The sprite (‘object’) area is the obvious place to look. As is usually the case, there is the CPU-facing ‘sprite’ RAM and a buffered copy (both circled at the top of the schematic below), where the custom IC copies the data (during a Vblank?). Although, as socketed, I tried a swap to no avail,  it was always unlikely to be the CPU-facing SRAM as that is also used for CPU general processing (which is presumably fine).

The buffered copy (TMM2018) is soldered, so rather than ripping that out, it seemed more sensible to have a probe around the graphics area.
I get to the HSET line (lower circle in the schematic) and the logic high is a mere 2V. So well below acceptable thresholds.

As it’s used for the latching of sprite pixel data and near the thresholds (so temperature could easily make a difference), it seems a fair culprit for the problem.

────────────────

Given task 1 - Decide whether each statement agrees with the passage on the sprite fault, answering yes or no and quoting the words from the passage that settle it. (a) The buffered copy (TMM2018) is socketed. (b) The logic high measured on the HSET line was 2V. (c) Swapping the CPU-facing SRAM cured the fault.
Given task 2 - Write the next few sentences of the passage on the sprite fault, picking up after its final sentence.
The material that comes after this passage has no connection to it.

Data provided -
────────────────

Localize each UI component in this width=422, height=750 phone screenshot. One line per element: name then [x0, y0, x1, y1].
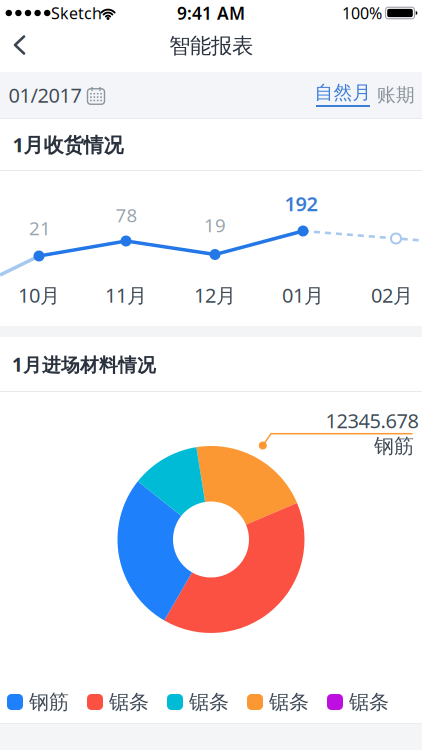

────────────────

Reply 1 -
(a) No: "The buffered copy (TMM2018) is soldered"
(b) Yes: "the logic high is a mere 2V"
(c) No: "I tried a swap to no avail"

Reply 2 -
The weak signal is either the fault of the custom at 9M or one of the 74LS173 latches. Whilst I swapped the custom to discover it was fine, you could likely remove the custom and probe the signals (use a multimeter to measure the resistance or diode forward voltage of the pin to ground, then compare to similar signals).

With the custom fine, it’s easier to just change the 3 logic IC’s than to try to guess which one is pulling the signal low. It could even be that with all of them being clocked at 6MHz, they’ve aged similarly?

The Fix

New devices at 10P, 10R, 10T.

Game works fine now (and repowered a few times to make sure – I hope anyway).